## WHAT NEEDS TO BE DONE
Emit the data below verbatim, stripping out any pictures.

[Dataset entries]
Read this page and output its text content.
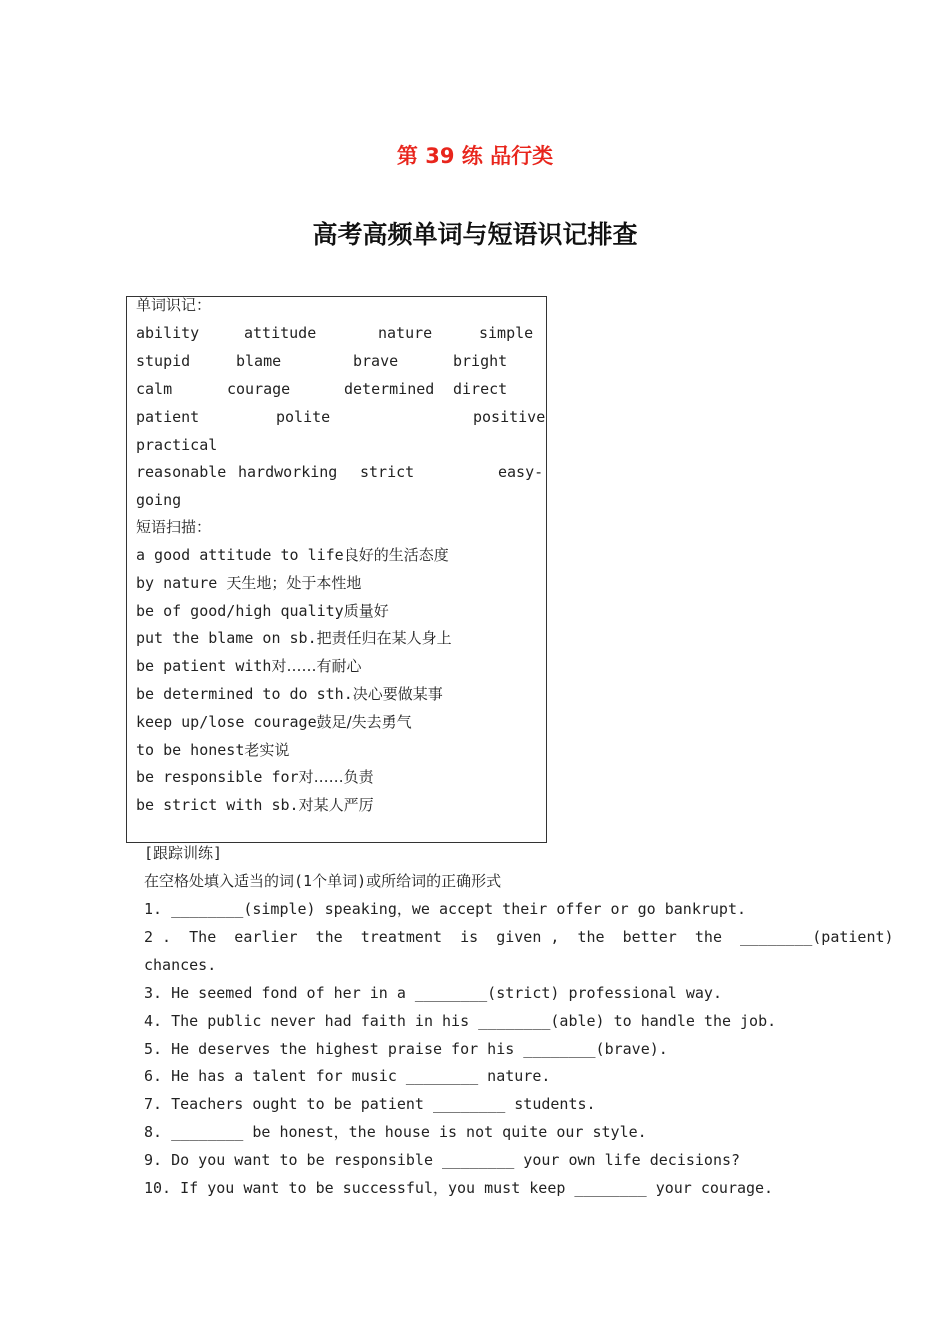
第 39 练 品行类
高考高频单词与短语识记排查
单词识记：
ability	attitude	nature	simple
stupid	blame	brave	bright
calm	courage	determined direct
patient	polite	positive
practical
reasonable hardworking strict	easy-
going
短语扫描：
a good attitude to life良好的生活态度
by nature 天生地；处于本性地
be of good/high quality质量好
put the blame on sb.把责任归在某人身上
be patient with对……有耐心
be determined to do sth.决心要做某事
keep up/lose courage鼓足/失去勇气
to be honest老实说
be responsible for对……负责
be strict with sb.对某人严厉
[跟踪训练]
在空格处填入适当的词(1个单词)或所给词的正确形式
1. ________(simple) speaking，we accept their offer or go bankrupt.
2 .  The  earlier  the  treatment  is  given ,  the  better  the  ________(patient)
chances.
3. He seemed fond of her in a ________(strict) professional way.
4. The public never had faith in his ________(able) to handle the job.
5. He deserves the highest praise for his ________(brave).
6. He has a talent for music ________ nature.
7. Teachers ought to be patient ________ students.
8. ________ be honest，the house is not quite our style.
9. Do you want to be responsible ________ your own life decisions?
10. If you want to be successful，you must keep ________ your courage.
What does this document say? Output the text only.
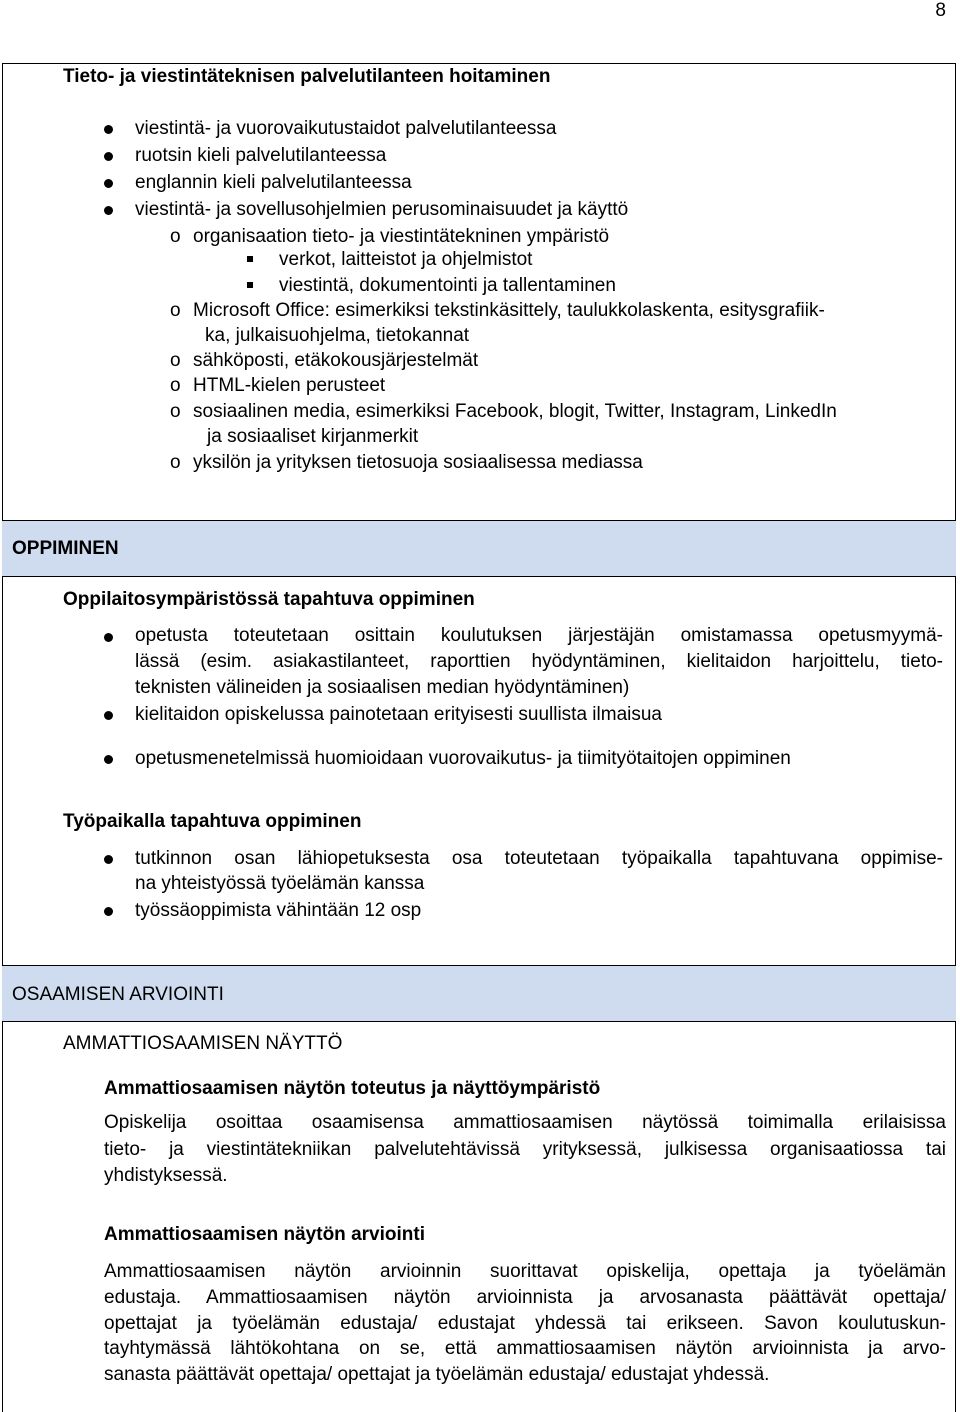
8
Tieto- ja viestintäteknisen palvelutilanteen hoitaminen
viestintä- ja vuorovaikutustaidot palvelutilanteessa
ruotsin kieli palvelutilanteessa
englannin kieli palvelutilanteessa
viestintä- ja sovellusohjelmien perusominaisuudet ja käyttö
o organisaation tieto- ja viestintätekninen ympäristö
verkot, laitteistot ja ohjelmistot
viestintä, dokumentointi ja tallentaminen
o Microsoft Office: esimerkiksi tekstinkäsittely, taulukkolaskenta, esitysgrafiik-
ka, julkaisuohjelma, tietokannat
o sähköposti, etäkokousjärjestelmät
o HTML-kielen perusteet
o sosiaalinen media, esimerkiksi Facebook, blogit, Twitter, Instagram, LinkedIn
ja sosiaaliset kirjanmerkit
o yksilön ja yrityksen tietosuoja sosiaalisessa mediassa
OPPIMINEN
Oppilaitosympäristössä tapahtuva oppiminen
opetusta toteutetaan osittain koulutuksen järjestäjän omistamassa opetusmyymä-
lässä (esim. asiakastilanteet, raporttien hyödyntäminen, kielitaidon harjoittelu, tieto-
teknisten välineiden ja sosiaalisen median hyödyntäminen)
kielitaidon opiskelussa painotetaan erityisesti suullista ilmaisua
opetusmenetelmissä huomioidaan vuorovaikutus- ja tiimityötaitojen oppiminen
Työpaikalla tapahtuva oppiminen
tutkinnon osan lähiopetuksesta osa toteutetaan työpaikalla tapahtuvana oppimise-
na yhteistyössä työelämän kanssa
työssäoppimista vähintään 12 osp
OSAAMISEN ARVIOINTI
AMMATTIOSAAMISEN NÄYTTÖ
Ammattiosaamisen näytön toteutus ja näyttöympäristö
Opiskelija osoittaa osaamisensa ammattiosaamisen näytössä toimimalla erilaisissa
tieto- ja viestintätekniikan palvelutehtävissä yrityksessä, julkisessa organisaatiossa tai
yhdistyksessä.
Ammattiosaamisen näytön arviointi
Ammattiosaamisen näytön arvioinnin suorittavat opiskelija, opettaja ja työelämän
edustaja. Ammattiosaamisen näytön arvioinnista ja arvosanasta päättävät opettaja/
opettajat ja työelämän edustaja/ edustajat yhdessä tai erikseen. Savon koulutuskun-
tayhtymässä lähtökohtana on se, että ammattiosaamisen näytön arvioinnista ja arvo-
sanasta päättävät opettaja/ opettajat ja työelämän edustaja/ edustajat yhdessä.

## TASK RESULT
Read this page and output its text content.
第 39 练 品行类
高考高频单词与短语识记排查
单词识记：
ability	attitude	nature	simple
stupid	blame	brave	bright
calm	courage	determined direct
patient	polite	positive
practical
reasonable hardworking strict	easy-
going
短语扫描：
a good attitude to life良好的生活态度
by nature 天生地；处于本性地
be of good/high quality质量好
put the blame on sb.把责任归在某人身上
be patient with对……有耐心
be determined to do sth.决心要做某事
keep up/lose courage鼓足/失去勇气
to be honest老实说
be responsible for对……负责
be strict with sb.对某人严厉
[跟踪训练]
在空格处填入适当的词(1个单词)或所给词的正确形式
1. ________(simple) speaking，we accept their offer or go bankrupt.
2 .  The  earlier  the  treatment  is  given ,  the  better  the  ________(patient)
chances.
3. He seemed fond of her in a ________(strict) professional way.
4. The public never had faith in his ________(able) to handle the job.
5. He deserves the highest praise for his ________(brave).
6. He has a talent for music ________ nature.
7. Teachers ought to be patient ________ students.
8. ________ be honest，the house is not quite our style.
9. Do you want to be responsible ________ your own life decisions?
10. If you want to be successful，you must keep ________ your courage.
What does this document say? Output the text only.
8
Tieto- ja viestintäteknisen palvelutilanteen hoitaminen
viestintä- ja vuorovaikutustaidot palvelutilanteessa
ruotsin kieli palvelutilanteessa
englannin kieli palvelutilanteessa
viestintä- ja sovellusohjelmien perusominaisuudet ja käyttö
o organisaation tieto- ja viestintätekninen ympäristö
verkot, laitteistot ja ohjelmistot
viestintä, dokumentointi ja tallentaminen
o Microsoft Office: esimerkiksi tekstinkäsittely, taulukkolaskenta, esitysgrafiik-
ka, julkaisuohjelma, tietokannat
o sähköposti, etäkokousjärjestelmät
o HTML-kielen perusteet
o sosiaalinen media, esimerkiksi Facebook, blogit, Twitter, Instagram, LinkedIn
ja sosiaaliset kirjanmerkit
o yksilön ja yrityksen tietosuoja sosiaalisessa mediassa
OPPIMINEN
Oppilaitosympäristössä tapahtuva oppiminen
opetusta toteutetaan osittain koulutuksen järjestäjän omistamassa opetusmyymä-
lässä (esim. asiakastilanteet, raporttien hyödyntäminen, kielitaidon harjoittelu, tieto-
teknisten välineiden ja sosiaalisen median hyödyntäminen)
kielitaidon opiskelussa painotetaan erityisesti suullista ilmaisua
opetusmenetelmissä huomioidaan vuorovaikutus- ja tiimityötaitojen oppiminen
Työpaikalla tapahtuva oppiminen
tutkinnon osan lähiopetuksesta osa toteutetaan työpaikalla tapahtuvana oppimise-
na yhteistyössä työelämän kanssa
työssäoppimista vähintään 12 osp
OSAAMISEN ARVIOINTI
AMMATTIOSAAMISEN NÄYTTÖ
Ammattiosaamisen näytön toteutus ja näyttöympäristö
Opiskelija osoittaa osaamisensa ammattiosaamisen näytössä toimimalla erilaisissa
tieto- ja viestintätekniikan palvelutehtävissä yrityksessä, julkisessa organisaatiossa tai
yhdistyksessä.
Ammattiosaamisen näytön arviointi
Ammattiosaamisen näytön arvioinnin suorittavat opiskelija, opettaja ja työelämän
edustaja. Ammattiosaamisen näytön arvioinnista ja arvosanasta päättävät opettaja/
opettajat ja työelämän edustaja/ edustajat yhdessä tai erikseen. Savon koulutuskun-
tayhtymässä lähtökohtana on se, että ammattiosaamisen näytön arvioinnista ja arvo-
sanasta päättävät opettaja/ opettajat ja työelämän edustaja/ edustajat yhdessä.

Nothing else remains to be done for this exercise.